**SHORT EXERCISE:** Transcribe the entries that follow, word for word.

----------------------------------------

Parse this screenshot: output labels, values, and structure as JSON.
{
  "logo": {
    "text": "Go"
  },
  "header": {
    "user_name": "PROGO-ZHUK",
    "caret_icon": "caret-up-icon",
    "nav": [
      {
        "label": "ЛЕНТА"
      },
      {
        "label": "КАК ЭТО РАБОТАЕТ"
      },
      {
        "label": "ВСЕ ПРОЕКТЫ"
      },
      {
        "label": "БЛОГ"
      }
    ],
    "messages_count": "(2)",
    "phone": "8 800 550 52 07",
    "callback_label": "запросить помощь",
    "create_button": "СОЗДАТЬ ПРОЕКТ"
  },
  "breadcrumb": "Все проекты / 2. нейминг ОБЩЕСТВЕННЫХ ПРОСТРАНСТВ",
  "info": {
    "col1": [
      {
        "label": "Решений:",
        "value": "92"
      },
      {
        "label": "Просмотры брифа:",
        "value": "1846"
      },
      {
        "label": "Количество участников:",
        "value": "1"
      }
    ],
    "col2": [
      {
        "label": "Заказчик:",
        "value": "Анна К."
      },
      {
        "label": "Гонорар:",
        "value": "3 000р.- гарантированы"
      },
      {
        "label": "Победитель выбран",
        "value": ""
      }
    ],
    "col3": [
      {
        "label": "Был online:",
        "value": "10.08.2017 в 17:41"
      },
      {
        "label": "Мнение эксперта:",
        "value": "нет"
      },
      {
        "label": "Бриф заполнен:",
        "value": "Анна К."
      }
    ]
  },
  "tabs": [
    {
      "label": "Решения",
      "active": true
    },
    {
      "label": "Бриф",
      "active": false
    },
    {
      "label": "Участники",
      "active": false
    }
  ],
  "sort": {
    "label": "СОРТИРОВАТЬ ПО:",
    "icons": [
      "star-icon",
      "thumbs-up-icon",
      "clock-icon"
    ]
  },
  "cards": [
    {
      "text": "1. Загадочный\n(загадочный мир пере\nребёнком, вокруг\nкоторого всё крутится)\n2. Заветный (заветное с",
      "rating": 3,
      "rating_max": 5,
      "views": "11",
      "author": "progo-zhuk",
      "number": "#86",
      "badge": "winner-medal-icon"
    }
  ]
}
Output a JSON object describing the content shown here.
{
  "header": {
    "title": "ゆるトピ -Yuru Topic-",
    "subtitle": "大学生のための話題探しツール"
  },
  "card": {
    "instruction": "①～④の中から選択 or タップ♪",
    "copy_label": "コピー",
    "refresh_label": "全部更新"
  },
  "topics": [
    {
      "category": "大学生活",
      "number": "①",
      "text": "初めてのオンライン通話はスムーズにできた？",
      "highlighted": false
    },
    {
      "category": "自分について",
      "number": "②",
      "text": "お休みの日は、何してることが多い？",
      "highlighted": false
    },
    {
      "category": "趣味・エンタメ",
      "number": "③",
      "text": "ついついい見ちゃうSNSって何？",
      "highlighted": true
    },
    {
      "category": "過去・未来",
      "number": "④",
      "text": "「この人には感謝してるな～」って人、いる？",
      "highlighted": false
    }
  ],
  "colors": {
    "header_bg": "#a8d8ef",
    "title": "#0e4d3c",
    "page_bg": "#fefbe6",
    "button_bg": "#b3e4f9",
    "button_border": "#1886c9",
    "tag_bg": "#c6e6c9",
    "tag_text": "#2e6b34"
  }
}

----------------------------------------

**EXPECTED OUTPUT:**
Parse this screenshot: output labels, values, and structure as JSON.
{
  "logo": {
    "text": "Go"
  },
  "header": {
    "user_name": "PROGO-ZHUK",
    "caret_icon": "caret-up-icon",
    "nav": [
      {
        "label": "ЛЕНТА"
      },
      {
        "label": "КАК ЭТО РАБОТАЕТ"
      },
      {
        "label": "ВСЕ ПРОЕКТЫ"
      },
      {
        "label": "БЛОГ"
      }
    ],
    "messages_count": "(2)",
    "phone": "8 800 550 52 07",
    "callback_label": "запросить помощь",
    "create_button": "СОЗДАТЬ ПРОЕКТ"
  },
  "breadcrumb": "Все проекты / 2. нейминг ОБЩЕСТВЕННЫХ ПРОСТРАНСТВ",
  "info": {
    "col1": [
      {
        "label": "Решений:",
        "value": "92"
      },
      {
        "label": "Просмотры брифа:",
        "value": "1846"
      },
      {
        "label": "Количество участников:",
        "value": "1"
      }
    ],
    "col2": [
      {
        "label": "Заказчик:",
        "value": "Анна К."
      },
      {
        "label": "Гонорар:",
        "value": "3 000р.- гарантированы"
      },
      {
        "label": "Победитель выбран",
        "value": ""
      }
    ],
    "col3": [
      {
        "label": "Был online:",
        "value": "10.08.2017 в 17:41"
      },
      {
        "label": "Мнение эксперта:",
        "value": "нет"
      },
      {
        "label": "Бриф заполнен:",
        "value": "Анна К."
      }
    ]
  },
  "tabs": [
    {
      "label": "Решения",
      "active": true
    },
    {
      "label": "Бриф",
      "active": false
    },
    {
      "label": "Участники",
      "active": false
    }
  ],
  "sort": {
    "label": "СОРТИРОВАТЬ ПО:",
    "icons": [
      "star-icon",
      "thumbs-up-icon",
      "clock-icon"
    ]
  },
  "cards": [
    {
      "text": "1. Загадочный\n(загадочный мир пере\nребёнком, вокруг\nкоторого всё крутится)\n2. Заветный (заветное с",
      "rating": 3,
      "rating_max": 5,
      "views": "11",
      "author": "progo-zhuk",
      "number": "#86",
      "badge": "winner-medal-icon"
    }
  ]
}
Output a JSON object describing the content shown here.
{
  "header": {
    "title": "ゆるトピ -Yuru Topic-",
    "subtitle": "大学生のための話題探しツール"
  },
  "card": {
    "instruction": "①～④の中から選択 or タップ♪",
    "copy_label": "コピー",
    "refresh_label": "全部更新"
  },
  "topics": [
    {
      "category": "大学生活",
      "number": "①",
      "text": "初めてのオンライン通話はスムーズにできた？",
      "highlighted": false
    },
    {
      "category": "自分について",
      "number": "②",
      "text": "お休みの日は、何してることが多い？",
      "highlighted": false
    },
    {
      "category": "趣味・エンタメ",
      "number": "③",
      "text": "ついついい見ちゃうSNSって何？",
      "highlighted": true
    },
    {
      "category": "過去・未来",
      "number": "④",
      "text": "「この人には感謝してるな～」って人、いる？",
      "highlighted": false
    }
  ],
  "colors": {
    "header_bg": "#a8d8ef",
    "title": "#0e4d3c",
    "page_bg": "#fefbe6",
    "button_bg": "#b3e4f9",
    "button_border": "#1886c9",
    "tag_bg": "#c6e6c9",
    "tag_text": "#2e6b34"
  }
}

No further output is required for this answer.